Checked by Christopher E. Neipp and Stephen F. Martin.
1. Procedure
A. (2S)-(−)-3-exo-Aminoisoborneol , 2. All glassware for this step must be oven-dried prior to use. A 2-L, three-necked, round-bottomed flaskequipped with an efficient mechanical stirrer attached to a Teflon stirring blade, a thermometer, and a 1-L pressure-equalizing addition funnel connected to an argon inlet is flushed with argon and charged with 475 mL of dry diethyl ether (Note 1) and 5.12 g (0.14 mol) of lithium aluminum hydride Note 2. The addition funnel is charged with a solution of 8.46 g (0.047 mol) of (1R,4S)-(−)-camphorquinone monoxime (1) (Note 3) in 350 mL of dry ether. The reaction mixture is cooled to 0°C in an ice-water bath with stirring, and the solution of 1 is added slowly to the reaction mixture over 30 min (Note 4). After the addition is complete, the addition funnel is replaced with a reflux condenser connected to the argon inlet, and the reaction flask is removed from the cooling bath. The reaction mixture is stirred and heated at reflux for 1.5 hr and then cooled to 0°C in an ice-water bath. The reaction is quenched very carefully by dropwise addition of 75 mL of saturated aqueous sodium sulfate solution (Notes 5 and 6). The resulting white granular precipitate or slurry is removed by vacuum filtration through Celite, and the filter cake is washed with three portions of 75 mL of chloroform . The combined filtrate and washings are dried over sodium sulfate , filtered, and concentrated by rotary evaporation at 40°C to give 8.07 g of crude (2S)-(−)-3-exo-aminoisoborneol (2) as an off-white solid (Note 7). This material is suitable for the next reaction without purification.

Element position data
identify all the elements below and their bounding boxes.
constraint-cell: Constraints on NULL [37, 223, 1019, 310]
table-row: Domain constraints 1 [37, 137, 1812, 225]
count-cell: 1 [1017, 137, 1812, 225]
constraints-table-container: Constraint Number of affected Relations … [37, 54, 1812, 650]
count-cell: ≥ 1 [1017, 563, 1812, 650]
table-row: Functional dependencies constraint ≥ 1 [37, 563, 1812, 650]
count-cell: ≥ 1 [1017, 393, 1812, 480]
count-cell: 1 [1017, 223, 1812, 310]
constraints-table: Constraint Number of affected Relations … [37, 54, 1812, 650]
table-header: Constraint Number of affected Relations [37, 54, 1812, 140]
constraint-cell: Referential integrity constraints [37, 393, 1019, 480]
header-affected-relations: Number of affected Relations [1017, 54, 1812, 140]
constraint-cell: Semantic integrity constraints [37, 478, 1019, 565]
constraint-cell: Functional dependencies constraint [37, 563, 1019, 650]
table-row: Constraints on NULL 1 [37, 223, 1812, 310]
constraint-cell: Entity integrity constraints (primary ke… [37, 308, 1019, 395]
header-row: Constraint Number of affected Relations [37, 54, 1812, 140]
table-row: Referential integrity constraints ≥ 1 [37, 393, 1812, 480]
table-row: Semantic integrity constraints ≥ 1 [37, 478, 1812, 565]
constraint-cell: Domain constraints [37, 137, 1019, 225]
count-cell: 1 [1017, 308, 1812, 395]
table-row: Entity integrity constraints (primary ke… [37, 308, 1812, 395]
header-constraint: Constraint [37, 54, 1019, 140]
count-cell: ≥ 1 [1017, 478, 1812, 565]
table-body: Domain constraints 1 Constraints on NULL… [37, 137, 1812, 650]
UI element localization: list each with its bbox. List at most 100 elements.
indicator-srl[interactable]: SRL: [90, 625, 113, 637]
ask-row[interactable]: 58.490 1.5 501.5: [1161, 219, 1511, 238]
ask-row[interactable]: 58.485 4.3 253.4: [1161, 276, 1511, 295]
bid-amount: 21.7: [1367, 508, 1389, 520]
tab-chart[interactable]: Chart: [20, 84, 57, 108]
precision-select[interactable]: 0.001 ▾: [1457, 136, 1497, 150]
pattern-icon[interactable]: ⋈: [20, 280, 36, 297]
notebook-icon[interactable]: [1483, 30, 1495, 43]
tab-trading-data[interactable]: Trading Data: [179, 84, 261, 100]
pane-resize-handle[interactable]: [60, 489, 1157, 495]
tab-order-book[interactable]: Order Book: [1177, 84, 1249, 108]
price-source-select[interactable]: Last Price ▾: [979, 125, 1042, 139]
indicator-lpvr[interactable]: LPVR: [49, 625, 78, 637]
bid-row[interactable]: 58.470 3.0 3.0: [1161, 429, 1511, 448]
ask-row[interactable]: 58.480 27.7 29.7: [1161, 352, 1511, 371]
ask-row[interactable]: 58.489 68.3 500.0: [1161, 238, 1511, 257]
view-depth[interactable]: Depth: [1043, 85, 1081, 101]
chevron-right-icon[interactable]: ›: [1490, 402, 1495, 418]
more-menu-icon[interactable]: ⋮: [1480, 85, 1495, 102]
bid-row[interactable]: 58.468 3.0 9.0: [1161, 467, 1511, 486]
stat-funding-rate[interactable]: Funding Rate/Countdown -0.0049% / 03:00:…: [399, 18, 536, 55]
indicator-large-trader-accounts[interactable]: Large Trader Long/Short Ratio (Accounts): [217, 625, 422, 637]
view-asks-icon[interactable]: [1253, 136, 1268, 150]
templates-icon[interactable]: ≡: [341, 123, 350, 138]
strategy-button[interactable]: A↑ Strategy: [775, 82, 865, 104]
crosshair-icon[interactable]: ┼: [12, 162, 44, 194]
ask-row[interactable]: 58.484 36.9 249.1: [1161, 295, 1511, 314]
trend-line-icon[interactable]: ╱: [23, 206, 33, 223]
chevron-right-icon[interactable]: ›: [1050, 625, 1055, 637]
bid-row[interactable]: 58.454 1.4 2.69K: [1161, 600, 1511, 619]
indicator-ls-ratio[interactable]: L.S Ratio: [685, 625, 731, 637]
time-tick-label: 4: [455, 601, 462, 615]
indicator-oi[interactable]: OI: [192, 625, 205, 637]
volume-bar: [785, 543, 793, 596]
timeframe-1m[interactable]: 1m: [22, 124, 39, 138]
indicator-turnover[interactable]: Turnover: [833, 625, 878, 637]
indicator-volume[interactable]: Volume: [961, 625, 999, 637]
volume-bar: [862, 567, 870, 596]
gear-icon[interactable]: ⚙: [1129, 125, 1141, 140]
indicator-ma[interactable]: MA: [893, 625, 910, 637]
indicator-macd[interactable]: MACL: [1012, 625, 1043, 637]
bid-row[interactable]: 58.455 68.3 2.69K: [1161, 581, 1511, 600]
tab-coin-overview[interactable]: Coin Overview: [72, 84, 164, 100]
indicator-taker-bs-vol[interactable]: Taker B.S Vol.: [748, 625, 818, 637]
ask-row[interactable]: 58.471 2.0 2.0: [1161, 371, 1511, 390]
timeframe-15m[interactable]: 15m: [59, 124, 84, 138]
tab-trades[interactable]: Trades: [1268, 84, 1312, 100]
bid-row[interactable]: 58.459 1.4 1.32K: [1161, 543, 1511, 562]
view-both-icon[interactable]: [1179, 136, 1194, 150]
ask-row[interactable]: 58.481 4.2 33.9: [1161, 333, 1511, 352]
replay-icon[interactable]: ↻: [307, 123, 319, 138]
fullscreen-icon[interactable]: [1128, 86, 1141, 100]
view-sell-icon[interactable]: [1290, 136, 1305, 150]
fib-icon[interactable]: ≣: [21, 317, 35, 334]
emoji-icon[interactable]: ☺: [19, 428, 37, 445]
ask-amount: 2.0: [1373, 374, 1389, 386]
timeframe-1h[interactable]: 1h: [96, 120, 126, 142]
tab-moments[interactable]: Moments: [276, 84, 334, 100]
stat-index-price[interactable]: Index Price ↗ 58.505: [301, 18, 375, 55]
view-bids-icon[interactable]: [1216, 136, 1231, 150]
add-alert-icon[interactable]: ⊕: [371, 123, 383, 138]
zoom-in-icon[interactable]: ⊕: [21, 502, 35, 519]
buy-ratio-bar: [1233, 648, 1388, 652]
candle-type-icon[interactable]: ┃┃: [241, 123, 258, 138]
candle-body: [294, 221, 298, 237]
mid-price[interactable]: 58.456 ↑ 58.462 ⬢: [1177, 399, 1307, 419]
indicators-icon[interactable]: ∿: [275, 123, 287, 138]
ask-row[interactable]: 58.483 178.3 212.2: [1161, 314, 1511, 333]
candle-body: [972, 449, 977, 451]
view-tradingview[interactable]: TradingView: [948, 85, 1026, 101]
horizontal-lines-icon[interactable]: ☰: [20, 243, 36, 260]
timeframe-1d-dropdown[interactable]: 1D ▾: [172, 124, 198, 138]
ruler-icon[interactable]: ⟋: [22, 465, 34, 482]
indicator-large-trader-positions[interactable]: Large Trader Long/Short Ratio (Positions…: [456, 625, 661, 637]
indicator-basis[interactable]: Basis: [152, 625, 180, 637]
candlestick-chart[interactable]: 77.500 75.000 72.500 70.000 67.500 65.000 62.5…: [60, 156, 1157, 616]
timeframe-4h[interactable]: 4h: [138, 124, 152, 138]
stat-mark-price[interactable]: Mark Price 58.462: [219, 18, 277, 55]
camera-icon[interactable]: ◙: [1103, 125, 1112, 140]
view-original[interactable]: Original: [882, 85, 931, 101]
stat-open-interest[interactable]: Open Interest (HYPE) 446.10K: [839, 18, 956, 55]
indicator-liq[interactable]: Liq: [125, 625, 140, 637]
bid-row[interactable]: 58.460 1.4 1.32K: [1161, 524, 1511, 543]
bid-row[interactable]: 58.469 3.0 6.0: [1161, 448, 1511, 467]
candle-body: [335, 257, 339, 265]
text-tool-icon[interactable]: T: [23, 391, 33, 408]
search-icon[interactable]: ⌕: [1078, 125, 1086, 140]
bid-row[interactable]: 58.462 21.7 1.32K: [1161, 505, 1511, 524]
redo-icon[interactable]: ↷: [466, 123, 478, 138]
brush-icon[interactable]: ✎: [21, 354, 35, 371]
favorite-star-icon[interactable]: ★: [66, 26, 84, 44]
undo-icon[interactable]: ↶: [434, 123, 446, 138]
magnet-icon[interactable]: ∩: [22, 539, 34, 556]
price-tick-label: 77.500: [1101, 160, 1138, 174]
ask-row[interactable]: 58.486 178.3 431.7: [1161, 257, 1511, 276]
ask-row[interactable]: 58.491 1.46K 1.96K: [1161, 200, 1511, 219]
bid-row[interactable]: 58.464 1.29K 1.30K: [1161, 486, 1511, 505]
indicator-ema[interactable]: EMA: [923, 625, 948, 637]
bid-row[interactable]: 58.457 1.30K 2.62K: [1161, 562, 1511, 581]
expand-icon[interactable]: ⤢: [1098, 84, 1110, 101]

▸ **What to do**:
1. Answer these questions about the aminoisoborneol procedure.
(a) How much dry diethyl ether goes into the flask along with the lithium aluminum hydride?
(b) Over how many minutes is the solution of 1 added to the reaction mixture?
(c) What mass of crude (2S)-(−)-3-exo-aminoisoborneol is obtained?
2. Quote the records from their first line up to and including the line with "header-affected-relations: Number of".

▸ **Solutions to the tasks**:
1.
(a) 475 mL
(b) 30 min
(c) 8.07 g

2.
identify all the elements below and their bounding boxes.
constraint-cell: Constraints on NULL [37, 223, 1019, 310]
table-row: Domain constraints 1 [37, 137, 1812, 225]
count-cell: 1 [1017, 137, 1812, 225]
constraints-table-container: Constraint Number of affected Relations … [37, 54, 1812, 650]
count-cell: ≥ 1 [1017, 563, 1812, 650]
table-row: Functional dependencies constraint ≥ 1 [37, 563, 1812, 650]
count-cell: ≥ 1 [1017, 393, 1812, 480]
count-cell: 1 [1017, 223, 1812, 310]
constraints-table: Constraint Number of affected Relations … [37, 54, 1812, 650]
table-header: Constraint Number of affected Relations [37, 54, 1812, 140]
constraint-cell: Referential integrity constraints [37, 393, 1019, 480]
header-affected-relations: Number of affected Relations [1017, 54, 1812, 140]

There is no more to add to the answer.